[Data entries]
-- BEGIN --
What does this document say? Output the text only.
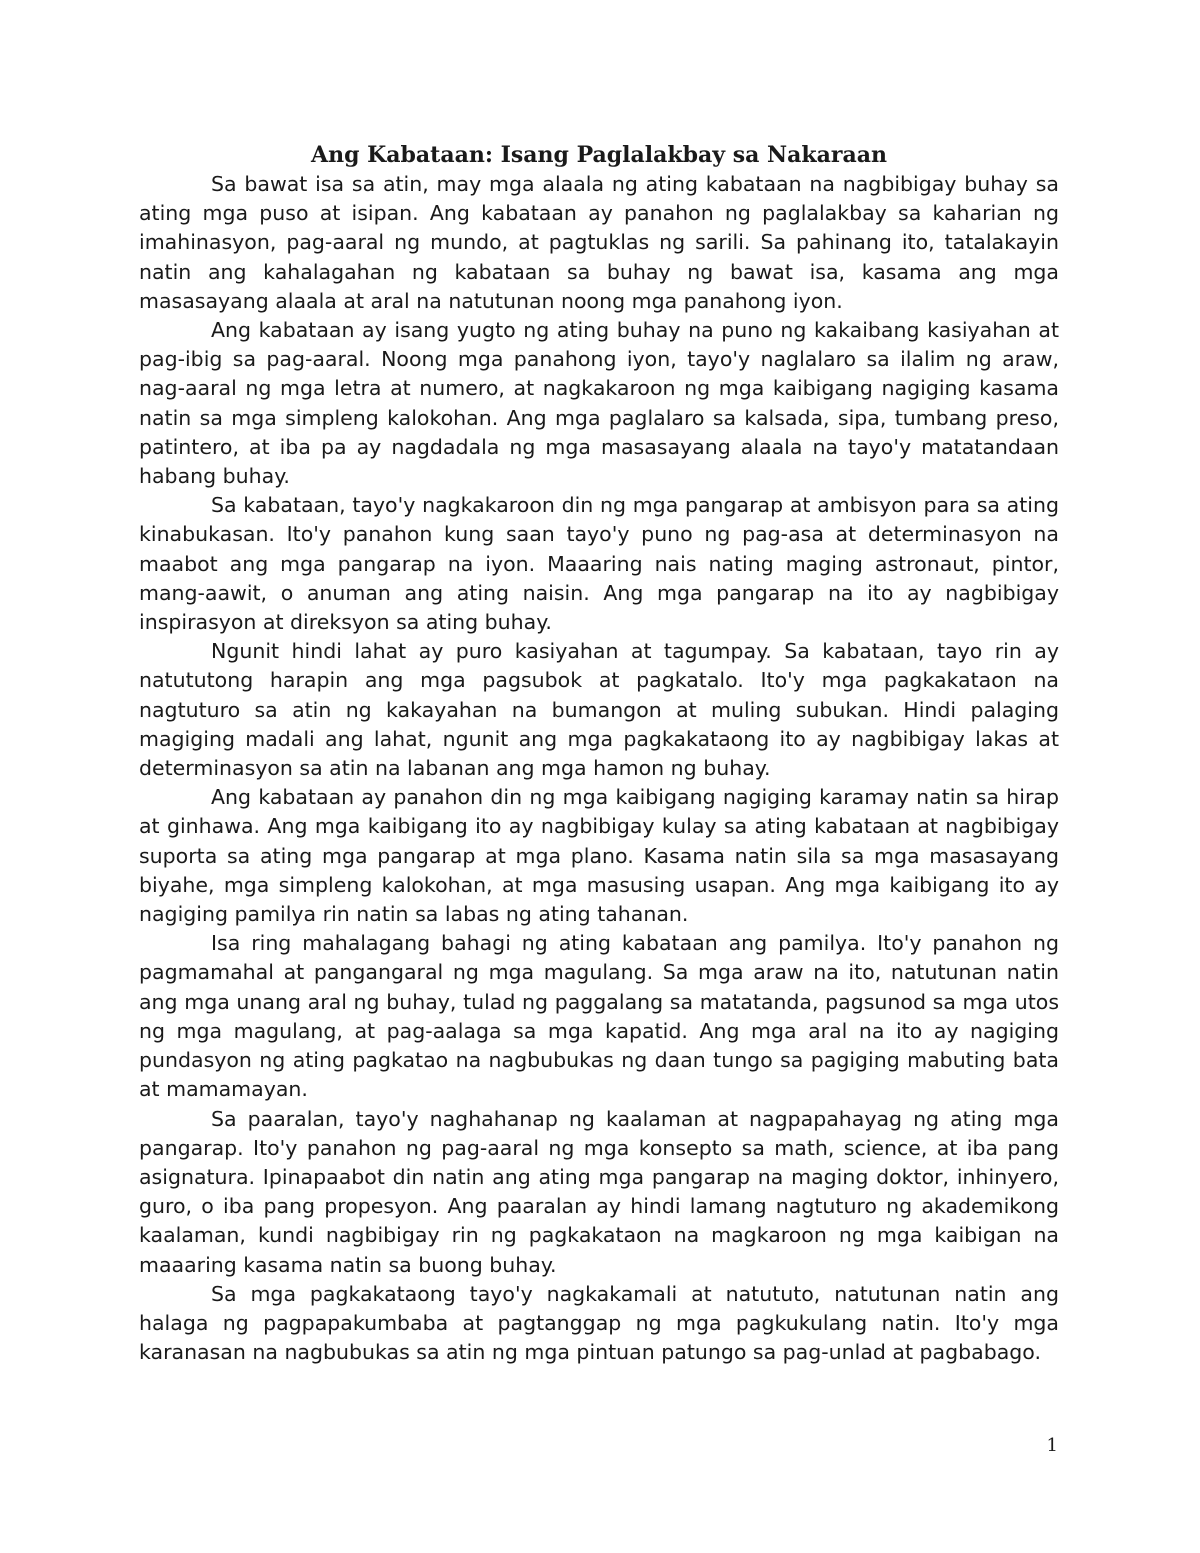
Ang Kabataan: Isang Paglalakbay sa Nakaraan

Sa bawat isa sa atin, may mga alaala ng ating kabataan na nagbibigay buhay sa ating mga puso at isipan. Ang kabataan ay panahon ng paglalakbay sa kaharian ng imahinasyon, pag-aaral ng mundo, at pagtuklas ng sarili. Sa pahinang ito, tatalakayin natin ang kahalagahan ng kabataan sa buhay ng bawat isa, kasama ang mga masasayang alaala at aral na natutunan noong mga panahong iyon.

Ang kabataan ay isang yugto ng ating buhay na puno ng kakaibang kasiyahan at pag-ibig sa pag-aaral. Noong mga panahong iyon, tayo'y naglalaro sa ilalim ng araw, nag-aaral ng mga letra at numero, at nagkakaroon ng mga kaibigang nagiging kasama natin sa mga simpleng kalokohan. Ang mga paglalaro sa kalsada, sipa, tumbang preso, patintero, at iba pa ay nagdadala ng mga masasayang alaala na tayo'y matatandaan habang buhay.

Sa kabataan, tayo'y nagkakaroon din ng mga pangarap at ambisyon para sa ating kinabukasan. Ito'y panahon kung saan tayo'y puno ng pag-asa at determinasyon na maabot ang mga pangarap na iyon. Maaaring nais nating maging astronaut, pintor, mang-aawit, o anuman ang ating naisin. Ang mga pangarap na ito ay nagbibigay inspirasyon at direksyon sa ating buhay.

Ngunit hindi lahat ay puro kasiyahan at tagumpay. Sa kabataan, tayo rin ay natututong harapin ang mga pagsubok at pagkatalo. Ito'y mga pagkakataon na nagtuturo sa atin ng kakayahan na bumangon at muling subukan. Hindi palaging magiging madali ang lahat, ngunit ang mga pagkakataong ito ay nagbibigay lakas at determinasyon sa atin na labanan ang mga hamon ng buhay.

Ang kabataan ay panahon din ng mga kaibigang nagiging karamay natin sa hirap at ginhawa. Ang mga kaibigang ito ay nagbibigay kulay sa ating kabataan at nagbibigay suporta sa ating mga pangarap at mga plano. Kasama natin sila sa mga masasayang biyahe, mga simpleng kalokohan, at mga masusing usapan. Ang mga kaibigang ito ay nagiging pamilya rin natin sa labas ng ating tahanan.

Isa ring mahalagang bahagi ng ating kabataan ang pamilya. Ito'y panahon ng pagmamahal at pangangaral ng mga magulang. Sa mga araw na ito, natutunan natin ang mga unang aral ng buhay, tulad ng paggalang sa matatanda, pagsunod sa mga utos ng mga magulang, at pag-aalaga sa mga kapatid. Ang mga aral na ito ay nagiging pundasyon ng ating pagkatao na nagbubukas ng daan tungo sa pagiging mabuting bata at mamamayan.

Sa paaralan, tayo'y naghahanap ng kaalaman at nagpapahayag ng ating mga pangarap. Ito'y panahon ng pag-aaral ng mga konsepto sa math, science, at iba pang asignatura. Ipinapaabot din natin ang ating mga pangarap na maging doktor, inhinyero, guro, o iba pang propesyon. Ang paaralan ay hindi lamang nagtuturo ng akademikong kaalaman, kundi nagbibigay rin ng pagkakataon na magkaroon ng mga kaibigan na maaaring kasama natin sa buong buhay.

Sa mga pagkakataong tayo'y nagkakamali at natututo, natutunan natin ang halaga ng pagpapakumbaba at pagtanggap ng mga pagkukulang natin. Ito'y mga karanasan na nagbubukas sa atin ng mga pintuan patungo sa pag-unlad at pagbabago.

1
-- END --
■ Exercise: Only the number is needed here: how many lines of the records contain "hindi"?

■ Worked solution: 2